GIVEN ENTRIES:

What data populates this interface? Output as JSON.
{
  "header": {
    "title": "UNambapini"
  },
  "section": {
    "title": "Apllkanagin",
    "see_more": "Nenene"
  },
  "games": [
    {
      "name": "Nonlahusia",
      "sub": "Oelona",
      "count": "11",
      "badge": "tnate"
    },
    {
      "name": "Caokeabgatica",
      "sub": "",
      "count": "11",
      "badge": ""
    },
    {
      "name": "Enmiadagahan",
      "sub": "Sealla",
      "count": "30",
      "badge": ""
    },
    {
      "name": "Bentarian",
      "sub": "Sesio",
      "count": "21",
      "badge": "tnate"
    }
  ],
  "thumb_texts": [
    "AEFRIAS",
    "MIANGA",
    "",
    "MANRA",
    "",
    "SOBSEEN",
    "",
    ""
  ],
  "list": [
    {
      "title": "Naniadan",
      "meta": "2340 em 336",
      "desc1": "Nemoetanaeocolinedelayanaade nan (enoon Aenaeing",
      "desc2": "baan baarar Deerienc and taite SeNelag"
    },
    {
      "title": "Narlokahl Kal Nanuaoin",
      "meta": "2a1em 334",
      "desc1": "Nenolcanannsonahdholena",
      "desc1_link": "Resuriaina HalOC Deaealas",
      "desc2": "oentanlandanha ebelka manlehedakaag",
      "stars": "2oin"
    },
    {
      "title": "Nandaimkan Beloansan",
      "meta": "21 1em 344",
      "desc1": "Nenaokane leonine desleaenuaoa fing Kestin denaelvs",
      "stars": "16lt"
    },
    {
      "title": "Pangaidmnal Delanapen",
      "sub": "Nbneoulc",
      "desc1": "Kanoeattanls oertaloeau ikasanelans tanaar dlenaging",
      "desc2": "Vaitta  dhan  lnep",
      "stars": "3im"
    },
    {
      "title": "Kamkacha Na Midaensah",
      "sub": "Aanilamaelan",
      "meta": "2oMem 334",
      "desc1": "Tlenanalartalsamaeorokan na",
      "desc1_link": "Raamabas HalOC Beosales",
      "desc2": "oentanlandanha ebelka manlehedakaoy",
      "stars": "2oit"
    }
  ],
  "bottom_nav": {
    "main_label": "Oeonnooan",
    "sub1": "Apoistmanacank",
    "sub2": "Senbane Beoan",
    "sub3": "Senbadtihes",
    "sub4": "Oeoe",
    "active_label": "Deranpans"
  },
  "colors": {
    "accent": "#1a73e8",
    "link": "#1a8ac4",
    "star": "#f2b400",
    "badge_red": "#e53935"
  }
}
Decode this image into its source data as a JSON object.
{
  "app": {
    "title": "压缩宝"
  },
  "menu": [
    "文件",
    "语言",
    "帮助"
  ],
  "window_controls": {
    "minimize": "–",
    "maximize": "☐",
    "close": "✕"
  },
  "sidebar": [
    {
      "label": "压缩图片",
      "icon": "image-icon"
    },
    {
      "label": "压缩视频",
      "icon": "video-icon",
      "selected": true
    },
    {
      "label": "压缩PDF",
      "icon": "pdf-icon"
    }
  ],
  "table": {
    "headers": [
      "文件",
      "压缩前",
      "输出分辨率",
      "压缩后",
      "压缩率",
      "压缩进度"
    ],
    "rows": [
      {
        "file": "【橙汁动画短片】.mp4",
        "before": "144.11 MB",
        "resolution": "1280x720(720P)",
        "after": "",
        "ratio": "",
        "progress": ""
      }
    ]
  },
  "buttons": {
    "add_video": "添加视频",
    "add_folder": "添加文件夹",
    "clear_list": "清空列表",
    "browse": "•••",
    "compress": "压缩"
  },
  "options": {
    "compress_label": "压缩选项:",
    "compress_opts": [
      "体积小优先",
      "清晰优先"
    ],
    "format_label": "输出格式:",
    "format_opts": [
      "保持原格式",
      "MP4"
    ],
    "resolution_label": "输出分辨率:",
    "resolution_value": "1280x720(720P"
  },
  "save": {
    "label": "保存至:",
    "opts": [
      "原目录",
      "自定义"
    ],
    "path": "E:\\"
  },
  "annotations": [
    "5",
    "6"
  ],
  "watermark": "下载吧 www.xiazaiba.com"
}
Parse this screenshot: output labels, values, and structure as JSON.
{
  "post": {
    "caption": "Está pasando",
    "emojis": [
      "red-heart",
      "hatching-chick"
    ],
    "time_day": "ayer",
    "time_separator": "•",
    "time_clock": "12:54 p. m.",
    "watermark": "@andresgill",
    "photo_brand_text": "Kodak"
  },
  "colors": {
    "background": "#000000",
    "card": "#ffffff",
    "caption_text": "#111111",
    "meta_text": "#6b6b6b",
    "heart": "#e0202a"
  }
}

EXERCISE BRIEF: Pull out each line of the records holding the string "data".

FINISHED ANSWER:
What data populates this interface? Output as JSON.
Decode this image into its source data as a JSON object.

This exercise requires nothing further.